▶ [VORLIEGENDER TEXTAUSZUG]
"""

Nun ist der Föderalismus ausgebrochen: Das Länder-Ende der Isolationspflicht als Quittung für Lauterbach

Viele Landesgesundheitsminister finden ausgerechnet bei Corona keinen Draht mehr zu Lauterbach. Das Ergebnis ist ein Experiment mit offenem Ausgang.

Ein Kommentar von Thomas Trappe

Eine Herbstwelle: Nachdem Bayern, Baden-Württemberg, Hessen und Schleswig-Holstein ankündigten, die Isolationspflicht für positiv auf das Coronavirus Getestete aufheben wollen, dauerte es nicht lange, bis auch Thüringen, Sachsen und Rheinland-Pfalz und Berlin bekanntgaben, in eine ähnliche Richtung zu denken. Allein in den genannten Ländern lebt mehr als die Hälfte der Bundesbürger.

"""

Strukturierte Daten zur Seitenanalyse
"""

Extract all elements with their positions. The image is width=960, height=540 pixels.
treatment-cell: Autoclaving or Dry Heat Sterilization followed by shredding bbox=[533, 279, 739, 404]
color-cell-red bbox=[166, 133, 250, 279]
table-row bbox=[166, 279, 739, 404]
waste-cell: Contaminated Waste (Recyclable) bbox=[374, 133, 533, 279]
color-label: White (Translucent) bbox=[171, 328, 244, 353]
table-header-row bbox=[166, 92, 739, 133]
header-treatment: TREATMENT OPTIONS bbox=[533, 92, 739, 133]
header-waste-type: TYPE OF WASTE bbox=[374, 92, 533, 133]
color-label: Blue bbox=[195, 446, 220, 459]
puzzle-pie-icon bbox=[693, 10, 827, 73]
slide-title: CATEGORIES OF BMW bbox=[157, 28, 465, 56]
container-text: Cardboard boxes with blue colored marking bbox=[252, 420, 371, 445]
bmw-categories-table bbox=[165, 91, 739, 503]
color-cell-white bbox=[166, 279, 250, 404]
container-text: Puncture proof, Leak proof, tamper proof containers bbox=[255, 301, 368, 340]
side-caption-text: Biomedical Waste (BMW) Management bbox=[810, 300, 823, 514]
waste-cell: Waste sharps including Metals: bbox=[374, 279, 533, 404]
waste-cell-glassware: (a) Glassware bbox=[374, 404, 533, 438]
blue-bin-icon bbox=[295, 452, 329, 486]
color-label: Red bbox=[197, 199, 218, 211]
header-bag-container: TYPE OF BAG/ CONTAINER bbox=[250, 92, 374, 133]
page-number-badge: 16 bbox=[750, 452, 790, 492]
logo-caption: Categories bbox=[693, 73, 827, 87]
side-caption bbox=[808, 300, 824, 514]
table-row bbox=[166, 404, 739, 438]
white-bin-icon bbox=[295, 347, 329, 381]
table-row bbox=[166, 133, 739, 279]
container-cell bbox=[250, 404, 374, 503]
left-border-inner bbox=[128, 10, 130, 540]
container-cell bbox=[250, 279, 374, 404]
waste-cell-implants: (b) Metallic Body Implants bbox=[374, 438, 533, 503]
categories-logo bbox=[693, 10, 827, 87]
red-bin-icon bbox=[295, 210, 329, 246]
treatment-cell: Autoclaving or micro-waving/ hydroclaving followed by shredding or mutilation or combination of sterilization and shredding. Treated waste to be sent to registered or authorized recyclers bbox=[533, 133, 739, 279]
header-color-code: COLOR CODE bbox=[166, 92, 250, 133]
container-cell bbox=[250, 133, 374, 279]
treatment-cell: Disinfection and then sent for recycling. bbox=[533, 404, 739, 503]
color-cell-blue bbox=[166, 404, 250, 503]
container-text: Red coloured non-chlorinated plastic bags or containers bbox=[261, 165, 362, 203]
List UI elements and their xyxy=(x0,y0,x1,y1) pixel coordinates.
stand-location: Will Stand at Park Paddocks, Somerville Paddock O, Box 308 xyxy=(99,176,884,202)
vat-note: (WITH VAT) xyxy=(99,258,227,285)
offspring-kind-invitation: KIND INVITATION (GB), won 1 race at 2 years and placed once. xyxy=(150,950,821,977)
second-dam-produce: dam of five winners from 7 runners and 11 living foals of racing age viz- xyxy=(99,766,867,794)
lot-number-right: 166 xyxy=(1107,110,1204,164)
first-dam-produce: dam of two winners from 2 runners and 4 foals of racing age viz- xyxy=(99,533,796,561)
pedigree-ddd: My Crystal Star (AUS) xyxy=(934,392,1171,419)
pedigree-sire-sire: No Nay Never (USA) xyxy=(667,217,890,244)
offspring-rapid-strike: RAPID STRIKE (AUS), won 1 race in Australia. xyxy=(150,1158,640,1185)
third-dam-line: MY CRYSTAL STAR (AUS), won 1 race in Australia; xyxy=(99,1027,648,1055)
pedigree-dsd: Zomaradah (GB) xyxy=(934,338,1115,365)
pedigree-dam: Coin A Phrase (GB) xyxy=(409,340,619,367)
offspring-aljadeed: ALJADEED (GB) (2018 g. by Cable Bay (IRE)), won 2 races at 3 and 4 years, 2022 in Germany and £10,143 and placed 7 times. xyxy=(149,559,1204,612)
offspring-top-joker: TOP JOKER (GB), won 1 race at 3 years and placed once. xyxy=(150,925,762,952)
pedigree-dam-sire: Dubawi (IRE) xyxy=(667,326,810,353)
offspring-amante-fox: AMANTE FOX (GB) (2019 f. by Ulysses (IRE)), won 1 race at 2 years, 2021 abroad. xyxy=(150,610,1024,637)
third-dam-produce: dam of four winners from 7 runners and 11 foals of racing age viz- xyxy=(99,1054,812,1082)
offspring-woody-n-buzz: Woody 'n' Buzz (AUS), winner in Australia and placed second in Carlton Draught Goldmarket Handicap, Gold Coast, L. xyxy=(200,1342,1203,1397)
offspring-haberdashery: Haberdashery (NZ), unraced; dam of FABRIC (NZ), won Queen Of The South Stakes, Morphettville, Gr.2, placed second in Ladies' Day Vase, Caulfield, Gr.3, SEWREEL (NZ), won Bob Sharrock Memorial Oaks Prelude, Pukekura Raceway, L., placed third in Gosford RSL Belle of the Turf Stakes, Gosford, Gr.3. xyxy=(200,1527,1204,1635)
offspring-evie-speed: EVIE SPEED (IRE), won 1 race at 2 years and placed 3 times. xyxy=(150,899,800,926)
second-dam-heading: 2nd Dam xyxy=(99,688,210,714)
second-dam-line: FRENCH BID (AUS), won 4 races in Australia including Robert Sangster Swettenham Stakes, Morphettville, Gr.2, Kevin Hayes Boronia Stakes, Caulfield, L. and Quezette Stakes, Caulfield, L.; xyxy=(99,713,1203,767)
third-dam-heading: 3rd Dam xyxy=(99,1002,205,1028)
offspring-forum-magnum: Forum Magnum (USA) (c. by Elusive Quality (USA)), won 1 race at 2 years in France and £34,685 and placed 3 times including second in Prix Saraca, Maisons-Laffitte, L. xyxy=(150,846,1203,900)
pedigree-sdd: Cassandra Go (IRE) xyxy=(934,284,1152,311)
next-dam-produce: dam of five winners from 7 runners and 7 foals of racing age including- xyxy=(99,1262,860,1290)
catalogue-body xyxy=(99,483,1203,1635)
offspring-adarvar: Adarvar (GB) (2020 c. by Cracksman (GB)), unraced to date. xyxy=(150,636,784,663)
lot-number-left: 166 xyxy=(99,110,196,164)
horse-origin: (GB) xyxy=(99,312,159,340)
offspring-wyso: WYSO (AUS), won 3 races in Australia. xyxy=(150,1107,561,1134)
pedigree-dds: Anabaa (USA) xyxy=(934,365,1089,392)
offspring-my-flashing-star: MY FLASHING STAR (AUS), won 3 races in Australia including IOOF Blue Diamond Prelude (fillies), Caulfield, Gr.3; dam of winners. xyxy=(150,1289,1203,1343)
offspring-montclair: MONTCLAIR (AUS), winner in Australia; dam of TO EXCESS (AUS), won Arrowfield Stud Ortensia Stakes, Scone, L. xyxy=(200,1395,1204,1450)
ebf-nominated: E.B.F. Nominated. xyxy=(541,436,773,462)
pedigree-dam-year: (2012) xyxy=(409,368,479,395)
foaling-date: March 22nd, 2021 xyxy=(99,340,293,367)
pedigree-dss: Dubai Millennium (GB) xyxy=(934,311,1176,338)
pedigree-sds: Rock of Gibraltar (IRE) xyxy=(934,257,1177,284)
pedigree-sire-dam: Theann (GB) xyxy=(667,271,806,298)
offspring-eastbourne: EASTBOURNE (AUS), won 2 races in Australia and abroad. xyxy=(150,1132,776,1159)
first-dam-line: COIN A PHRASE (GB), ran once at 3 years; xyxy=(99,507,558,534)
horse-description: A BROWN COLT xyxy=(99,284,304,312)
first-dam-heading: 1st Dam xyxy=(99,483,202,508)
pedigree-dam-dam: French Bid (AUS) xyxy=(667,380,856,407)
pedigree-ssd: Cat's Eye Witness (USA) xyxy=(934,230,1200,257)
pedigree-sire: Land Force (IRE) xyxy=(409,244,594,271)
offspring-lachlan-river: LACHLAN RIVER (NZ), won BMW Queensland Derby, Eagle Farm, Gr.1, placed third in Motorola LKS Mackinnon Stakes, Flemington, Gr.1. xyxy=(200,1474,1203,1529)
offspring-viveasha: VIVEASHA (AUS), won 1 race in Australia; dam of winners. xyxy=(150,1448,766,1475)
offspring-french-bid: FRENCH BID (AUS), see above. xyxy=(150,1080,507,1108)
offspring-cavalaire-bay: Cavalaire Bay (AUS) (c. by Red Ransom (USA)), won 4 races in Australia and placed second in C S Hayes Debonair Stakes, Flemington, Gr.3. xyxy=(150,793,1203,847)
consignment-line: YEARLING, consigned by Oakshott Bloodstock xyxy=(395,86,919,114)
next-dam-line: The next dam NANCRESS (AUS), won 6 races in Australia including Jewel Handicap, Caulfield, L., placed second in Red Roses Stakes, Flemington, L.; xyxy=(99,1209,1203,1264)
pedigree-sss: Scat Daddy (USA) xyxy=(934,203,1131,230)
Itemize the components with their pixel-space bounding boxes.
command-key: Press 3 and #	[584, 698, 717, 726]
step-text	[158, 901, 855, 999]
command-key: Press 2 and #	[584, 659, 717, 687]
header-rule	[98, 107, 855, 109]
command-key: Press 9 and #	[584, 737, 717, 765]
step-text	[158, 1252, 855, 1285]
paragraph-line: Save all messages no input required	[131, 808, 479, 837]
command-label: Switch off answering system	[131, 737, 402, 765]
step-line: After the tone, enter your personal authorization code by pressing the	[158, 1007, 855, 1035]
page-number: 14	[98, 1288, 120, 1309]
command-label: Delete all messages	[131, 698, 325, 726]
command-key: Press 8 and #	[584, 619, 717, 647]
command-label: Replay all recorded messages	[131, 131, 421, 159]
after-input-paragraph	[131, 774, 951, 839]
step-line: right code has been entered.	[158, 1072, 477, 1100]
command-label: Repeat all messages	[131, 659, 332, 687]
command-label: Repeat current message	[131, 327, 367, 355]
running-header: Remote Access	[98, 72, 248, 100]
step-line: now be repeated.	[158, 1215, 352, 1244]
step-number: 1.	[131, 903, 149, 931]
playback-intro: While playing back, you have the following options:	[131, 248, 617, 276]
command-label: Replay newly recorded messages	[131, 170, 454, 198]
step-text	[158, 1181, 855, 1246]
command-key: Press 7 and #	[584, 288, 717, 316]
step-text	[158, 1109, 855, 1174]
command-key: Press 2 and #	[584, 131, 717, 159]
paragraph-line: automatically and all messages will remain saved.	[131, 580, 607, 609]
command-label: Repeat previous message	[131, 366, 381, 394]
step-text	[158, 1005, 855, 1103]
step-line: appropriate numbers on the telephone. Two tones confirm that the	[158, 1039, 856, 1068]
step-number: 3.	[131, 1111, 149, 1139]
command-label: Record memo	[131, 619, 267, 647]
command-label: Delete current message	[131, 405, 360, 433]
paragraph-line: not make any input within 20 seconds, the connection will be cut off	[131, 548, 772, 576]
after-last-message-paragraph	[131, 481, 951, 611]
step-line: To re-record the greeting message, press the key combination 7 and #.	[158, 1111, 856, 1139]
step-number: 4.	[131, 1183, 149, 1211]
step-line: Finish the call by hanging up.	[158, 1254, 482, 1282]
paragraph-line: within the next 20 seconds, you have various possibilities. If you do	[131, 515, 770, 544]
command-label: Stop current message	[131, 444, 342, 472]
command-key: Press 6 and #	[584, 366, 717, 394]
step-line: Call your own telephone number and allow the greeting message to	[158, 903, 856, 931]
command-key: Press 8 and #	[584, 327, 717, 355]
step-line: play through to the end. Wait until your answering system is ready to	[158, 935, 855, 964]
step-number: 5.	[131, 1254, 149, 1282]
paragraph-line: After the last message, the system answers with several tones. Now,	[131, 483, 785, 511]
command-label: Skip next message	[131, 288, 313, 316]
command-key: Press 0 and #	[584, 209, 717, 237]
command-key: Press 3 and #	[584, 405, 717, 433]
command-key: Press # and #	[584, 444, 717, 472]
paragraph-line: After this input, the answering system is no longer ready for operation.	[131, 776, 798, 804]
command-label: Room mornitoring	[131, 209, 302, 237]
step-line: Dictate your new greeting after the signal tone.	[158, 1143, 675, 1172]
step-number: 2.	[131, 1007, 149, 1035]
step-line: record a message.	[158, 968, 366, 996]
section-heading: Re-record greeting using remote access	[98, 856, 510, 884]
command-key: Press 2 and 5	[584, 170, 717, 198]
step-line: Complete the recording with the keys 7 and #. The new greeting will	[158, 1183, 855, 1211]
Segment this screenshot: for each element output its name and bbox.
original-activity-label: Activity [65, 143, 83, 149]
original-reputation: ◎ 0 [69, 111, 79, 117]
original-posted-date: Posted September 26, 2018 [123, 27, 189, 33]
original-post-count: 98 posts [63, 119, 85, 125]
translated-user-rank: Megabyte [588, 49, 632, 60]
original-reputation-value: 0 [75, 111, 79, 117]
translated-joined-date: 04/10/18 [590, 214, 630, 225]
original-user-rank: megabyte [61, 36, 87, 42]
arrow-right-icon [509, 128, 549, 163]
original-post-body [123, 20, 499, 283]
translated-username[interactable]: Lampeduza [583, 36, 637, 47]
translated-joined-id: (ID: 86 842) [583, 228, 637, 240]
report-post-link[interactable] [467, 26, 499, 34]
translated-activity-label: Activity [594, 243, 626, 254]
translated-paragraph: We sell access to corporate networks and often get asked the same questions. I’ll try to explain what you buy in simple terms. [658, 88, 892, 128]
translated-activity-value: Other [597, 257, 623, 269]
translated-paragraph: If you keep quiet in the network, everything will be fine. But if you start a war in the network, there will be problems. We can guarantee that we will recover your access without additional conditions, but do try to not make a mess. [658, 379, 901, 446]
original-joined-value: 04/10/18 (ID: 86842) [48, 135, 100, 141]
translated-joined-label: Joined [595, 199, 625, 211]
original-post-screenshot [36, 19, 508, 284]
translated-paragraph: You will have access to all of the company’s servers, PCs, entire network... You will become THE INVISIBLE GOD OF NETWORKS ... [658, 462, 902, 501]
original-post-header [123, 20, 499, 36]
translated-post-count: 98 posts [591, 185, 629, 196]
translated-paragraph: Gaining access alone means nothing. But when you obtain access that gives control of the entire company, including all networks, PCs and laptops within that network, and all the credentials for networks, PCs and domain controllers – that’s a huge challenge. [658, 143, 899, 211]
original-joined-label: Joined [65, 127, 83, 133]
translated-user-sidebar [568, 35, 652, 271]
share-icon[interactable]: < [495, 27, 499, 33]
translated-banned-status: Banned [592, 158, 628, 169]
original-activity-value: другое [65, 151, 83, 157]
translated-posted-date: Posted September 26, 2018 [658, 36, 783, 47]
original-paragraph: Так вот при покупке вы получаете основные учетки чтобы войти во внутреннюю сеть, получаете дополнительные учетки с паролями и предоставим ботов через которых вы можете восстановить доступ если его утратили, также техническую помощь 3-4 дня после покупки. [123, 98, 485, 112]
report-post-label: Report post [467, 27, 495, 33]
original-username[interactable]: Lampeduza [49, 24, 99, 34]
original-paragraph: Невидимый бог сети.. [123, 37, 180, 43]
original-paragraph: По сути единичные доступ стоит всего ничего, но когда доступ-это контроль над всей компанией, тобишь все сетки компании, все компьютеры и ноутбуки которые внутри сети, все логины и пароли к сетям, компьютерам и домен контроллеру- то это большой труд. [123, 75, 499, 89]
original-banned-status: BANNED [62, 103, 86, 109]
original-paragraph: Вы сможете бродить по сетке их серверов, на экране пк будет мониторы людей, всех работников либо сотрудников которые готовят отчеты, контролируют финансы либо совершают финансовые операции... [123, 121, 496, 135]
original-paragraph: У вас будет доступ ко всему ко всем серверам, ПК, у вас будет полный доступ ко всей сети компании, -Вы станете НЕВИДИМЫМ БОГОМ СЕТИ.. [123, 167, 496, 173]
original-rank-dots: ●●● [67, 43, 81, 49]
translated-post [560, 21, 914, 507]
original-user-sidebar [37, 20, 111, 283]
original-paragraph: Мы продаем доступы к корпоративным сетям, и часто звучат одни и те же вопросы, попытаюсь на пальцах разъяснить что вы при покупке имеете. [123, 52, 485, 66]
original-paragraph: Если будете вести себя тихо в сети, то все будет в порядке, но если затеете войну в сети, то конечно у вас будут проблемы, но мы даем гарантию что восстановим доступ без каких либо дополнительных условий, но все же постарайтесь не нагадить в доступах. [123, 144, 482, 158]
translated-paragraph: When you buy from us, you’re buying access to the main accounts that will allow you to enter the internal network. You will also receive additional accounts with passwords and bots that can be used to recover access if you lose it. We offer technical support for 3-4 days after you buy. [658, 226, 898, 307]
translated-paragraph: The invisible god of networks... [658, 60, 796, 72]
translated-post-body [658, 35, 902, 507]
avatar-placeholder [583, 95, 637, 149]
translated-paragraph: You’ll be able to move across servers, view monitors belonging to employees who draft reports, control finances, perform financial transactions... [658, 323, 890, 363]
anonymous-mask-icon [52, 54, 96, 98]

"""

▶ [ÜBUNGSAUFGABEN]
1. Welcher Anteil der Bundesbürger lebt laut dem Kommentar zur Isolationspflicht in den dort genannten Ländern?
2. Gib aus dem Kommentar zur Isolationspflicht alles von „Viele Landesgesundheitsminister finden“ bis hinunter zu „Hälfte der Bundesbürger.“ wortgetreu wieder.
Das Material ist eigenständig und gehört nicht zum Kommentar.

▶ [DEINE ANTWORTEN]
1. Mehr als die Hälfte der Bundesbürger.

2.
Viele Landesgesundheitsminister finden ausgerechnet bei Corona keinen Draht mehr zu Lauterbach. Das Ergebnis ist ein Experiment mit offenem Ausgang.

Ein Kommentar von Thomas Trappe

Eine Herbstwelle: Nachdem Bayern, Baden-Württemberg, Hessen und Schleswig-Holstein ankündigten, die Isolationspflicht für positiv auf das Coronavirus Getestete aufheben wollen, dauerte es nicht lange, bis auch Thüringen, Sachsen und Rheinland-Pfalz und Berlin bekanntgaben, in eine ähnliche Richtung zu denken. Allein in den genannten Ländern lebt mehr als die Hälfte der Bundesbürger.